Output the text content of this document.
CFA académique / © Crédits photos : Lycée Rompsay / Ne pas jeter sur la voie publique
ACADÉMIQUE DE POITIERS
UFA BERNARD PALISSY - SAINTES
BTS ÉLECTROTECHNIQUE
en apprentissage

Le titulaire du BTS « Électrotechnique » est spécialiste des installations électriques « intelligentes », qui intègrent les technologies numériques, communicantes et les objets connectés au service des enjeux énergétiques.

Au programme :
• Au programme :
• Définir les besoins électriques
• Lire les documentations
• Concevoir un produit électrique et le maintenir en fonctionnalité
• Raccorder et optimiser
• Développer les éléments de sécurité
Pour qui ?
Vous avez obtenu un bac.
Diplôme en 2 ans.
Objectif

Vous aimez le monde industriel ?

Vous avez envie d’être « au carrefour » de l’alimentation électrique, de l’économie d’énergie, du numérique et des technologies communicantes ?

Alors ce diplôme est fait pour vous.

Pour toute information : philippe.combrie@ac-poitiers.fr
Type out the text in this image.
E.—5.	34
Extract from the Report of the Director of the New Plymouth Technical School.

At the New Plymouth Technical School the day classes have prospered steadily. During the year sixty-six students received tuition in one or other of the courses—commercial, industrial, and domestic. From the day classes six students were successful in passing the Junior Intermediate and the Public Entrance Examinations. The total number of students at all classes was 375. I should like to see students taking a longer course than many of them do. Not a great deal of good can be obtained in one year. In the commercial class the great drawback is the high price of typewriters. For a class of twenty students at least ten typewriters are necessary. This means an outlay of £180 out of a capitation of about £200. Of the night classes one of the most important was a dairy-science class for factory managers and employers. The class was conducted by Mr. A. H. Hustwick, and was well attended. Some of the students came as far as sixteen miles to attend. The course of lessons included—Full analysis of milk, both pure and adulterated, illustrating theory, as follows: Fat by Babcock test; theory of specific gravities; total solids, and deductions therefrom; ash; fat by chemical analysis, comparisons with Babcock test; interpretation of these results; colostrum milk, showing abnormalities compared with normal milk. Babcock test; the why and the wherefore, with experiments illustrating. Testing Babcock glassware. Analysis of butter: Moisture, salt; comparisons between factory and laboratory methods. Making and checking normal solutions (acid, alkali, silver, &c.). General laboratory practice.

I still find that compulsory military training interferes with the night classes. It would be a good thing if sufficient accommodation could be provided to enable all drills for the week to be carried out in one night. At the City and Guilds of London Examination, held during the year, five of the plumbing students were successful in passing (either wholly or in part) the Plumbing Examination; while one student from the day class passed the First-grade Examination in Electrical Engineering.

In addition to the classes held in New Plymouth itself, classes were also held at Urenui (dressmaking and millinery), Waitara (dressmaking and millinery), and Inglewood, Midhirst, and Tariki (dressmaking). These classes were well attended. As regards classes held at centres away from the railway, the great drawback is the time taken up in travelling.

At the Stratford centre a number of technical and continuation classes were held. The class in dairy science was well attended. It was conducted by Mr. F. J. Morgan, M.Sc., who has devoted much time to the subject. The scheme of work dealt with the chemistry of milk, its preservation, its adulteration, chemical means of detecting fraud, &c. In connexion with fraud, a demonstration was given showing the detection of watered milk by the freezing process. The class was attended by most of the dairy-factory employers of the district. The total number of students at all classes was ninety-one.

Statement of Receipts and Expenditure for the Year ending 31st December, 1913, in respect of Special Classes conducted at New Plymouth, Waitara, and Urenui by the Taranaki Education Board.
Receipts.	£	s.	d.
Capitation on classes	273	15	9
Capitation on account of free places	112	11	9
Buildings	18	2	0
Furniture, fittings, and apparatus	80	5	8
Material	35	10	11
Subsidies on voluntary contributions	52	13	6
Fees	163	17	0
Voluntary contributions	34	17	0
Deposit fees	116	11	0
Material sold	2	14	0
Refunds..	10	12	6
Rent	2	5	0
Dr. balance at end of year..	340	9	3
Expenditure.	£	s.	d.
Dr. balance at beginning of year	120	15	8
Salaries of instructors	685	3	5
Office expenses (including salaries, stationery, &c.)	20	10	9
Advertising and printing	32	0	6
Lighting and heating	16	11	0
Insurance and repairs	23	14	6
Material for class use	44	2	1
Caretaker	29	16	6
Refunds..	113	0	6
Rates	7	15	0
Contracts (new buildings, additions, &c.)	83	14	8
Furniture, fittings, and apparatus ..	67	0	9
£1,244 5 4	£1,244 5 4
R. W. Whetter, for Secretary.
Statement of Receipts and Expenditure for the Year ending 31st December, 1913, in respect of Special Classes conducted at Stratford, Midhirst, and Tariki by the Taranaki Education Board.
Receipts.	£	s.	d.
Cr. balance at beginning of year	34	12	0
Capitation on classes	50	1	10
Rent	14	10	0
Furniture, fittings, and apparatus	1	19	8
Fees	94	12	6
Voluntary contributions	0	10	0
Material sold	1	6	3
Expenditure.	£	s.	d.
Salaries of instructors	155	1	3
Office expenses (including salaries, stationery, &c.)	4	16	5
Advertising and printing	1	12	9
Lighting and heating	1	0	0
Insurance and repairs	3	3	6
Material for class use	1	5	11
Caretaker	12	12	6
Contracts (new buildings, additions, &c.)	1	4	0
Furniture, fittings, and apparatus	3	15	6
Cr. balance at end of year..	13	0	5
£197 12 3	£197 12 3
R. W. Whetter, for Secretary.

+ + + +

• Exercise:
Hand back the material above in full, exactly as written.

• Full output:
Output the text content of this document.
CFA académique / © Crédits photos : Lycée Rompsay / Ne pas jeter sur la voie publique
ACADÉMIQUE DE POITIERS
UFA BERNARD PALISSY - SAINTES
BTS ÉLECTROTECHNIQUE
en apprentissage

Le titulaire du BTS « Électrotechnique » est spécialiste des installations électriques « intelligentes », qui intègrent les technologies numériques, communicantes et les objets connectés au service des enjeux énergétiques.

Au programme :
• Au programme :
• Définir les besoins électriques
• Lire les documentations
• Concevoir un produit électrique et le maintenir en fonctionnalité
• Raccorder et optimiser
• Développer les éléments de sécurité
Pour qui ?
Vous avez obtenu un bac.
Diplôme en 2 ans.
Objectif

Vous aimez le monde industriel ?

Vous avez envie d’être « au carrefour » de l’alimentation électrique, de l’économie d’énergie, du numérique et des technologies communicantes ?

Alors ce diplôme est fait pour vous.

Pour toute information : philippe.combrie@ac-poitiers.fr
Type out the text in this image.
E.—5.	34
Extract from the Report of the Director of the New Plymouth Technical School.

At the New Plymouth Technical School the day classes have prospered steadily. During the year sixty-six students received tuition in one or other of the courses—commercial, industrial, and domestic. From the day classes six students were successful in passing the Junior Intermediate and the Public Entrance Examinations. The total number of students at all classes was 375. I should like to see students taking a longer course than many of them do. Not a great deal of good can be obtained in one year. In the commercial class the great drawback is the high price of typewriters. For a class of twenty students at least ten typewriters are necessary. This means an outlay of £180 out of a capitation of about £200. Of the night classes one of the most important was a dairy-science class for factory managers and employers. The class was conducted by Mr. A. H. Hustwick, and was well attended. Some of the students came as far as sixteen miles to attend. The course of lessons included—Full analysis of milk, both pure and adulterated, illustrating theory, as follows: Fat by Babcock test; theory of specific gravities; total solids, and deductions therefrom; ash; fat by chemical analysis, comparisons with Babcock test; interpretation of these results; colostrum milk, showing abnormalities compared with normal milk. Babcock test; the why and the wherefore, with experiments illustrating. Testing Babcock glassware. Analysis of butter: Moisture, salt; comparisons between factory and laboratory methods. Making and checking normal solutions (acid, alkali, silver, &c.). General laboratory practice.

I still find that compulsory military training interferes with the night classes. It would be a good thing if sufficient accommodation could be provided to enable all drills for the week to be carried out in one night. At the City and Guilds of London Examination, held during the year, five of the plumbing students were successful in passing (either wholly or in part) the Plumbing Examination; while one student from the day class passed the First-grade Examination in Electrical Engineering.

In addition to the classes held in New Plymouth itself, classes were also held at Urenui (dressmaking and millinery), Waitara (dressmaking and millinery), and Inglewood, Midhirst, and Tariki (dressmaking). These classes were well attended. As regards classes held at centres away from the railway, the great drawback is the time taken up in travelling.

At the Stratford centre a number of technical and continuation classes were held. The class in dairy science was well attended. It was conducted by Mr. F. J. Morgan, M.Sc., who has devoted much time to the subject. The scheme of work dealt with the chemistry of milk, its preservation, its adulteration, chemical means of detecting fraud, &c. In connexion with fraud, a demonstration was given showing the detection of watered milk by the freezing process. The class was attended by most of the dairy-factory employers of the district. The total number of students at all classes was ninety-one.

Statement of Receipts and Expenditure for the Year ending 31st December, 1913, in respect of Special Classes conducted at New Plymouth, Waitara, and Urenui by the Taranaki Education Board.
Receipts.	£	s.	d.
Capitation on classes	273	15	9
Capitation on account of free places	112	11	9
Buildings	18	2	0
Furniture, fittings, and apparatus	80	5	8
Material	35	10	11
Subsidies on voluntary contributions	52	13	6
Fees	163	17	0
Voluntary contributions	34	17	0
Deposit fees	116	11	0
Material sold	2	14	0
Refunds..	10	12	6
Rent	2	5	0
Dr. balance at end of year..	340	9	3
Expenditure.	£	s.	d.
Dr. balance at beginning of year	120	15	8
Salaries of instructors	685	3	5
Office expenses (including salaries, stationery, &c.)	20	10	9
Advertising and printing	32	0	6
Lighting and heating	16	11	0
Insurance and repairs	23	14	6
Material for class use	44	2	1
Caretaker	29	16	6
Refunds..	113	0	6
Rates	7	15	0
Contracts (new buildings, additions, &c.)	83	14	8
Furniture, fittings, and apparatus ..	67	0	9
£1,244 5 4	£1,244 5 4
R. W. Whetter, for Secretary.
Statement of Receipts and Expenditure for the Year ending 31st December, 1913, in respect of Special Classes conducted at Stratford, Midhirst, and Tariki by the Taranaki Education Board.
Receipts.	£	s.	d.
Cr. balance at beginning of year	34	12	0
Capitation on classes	50	1	10
Rent	14	10	0
Furniture, fittings, and apparatus	1	19	8
Fees	94	12	6
Voluntary contributions	0	10	0
Material sold	1	6	3
Expenditure.	£	s.	d.
Salaries of instructors	155	1	3
Office expenses (including salaries, stationery, &c.)	4	16	5
Advertising and printing	1	12	9
Lighting and heating	1	0	0
Insurance and repairs	3	3	6
Material for class use	1	5	11
Caretaker	12	12	6
Contracts (new buildings, additions, &c.)	1	4	0
Furniture, fittings, and apparatus	3	15	6
Cr. balance at end of year..	13	0	5
£197 12 3	£197 12 3
R. W. Whetter, for Secretary.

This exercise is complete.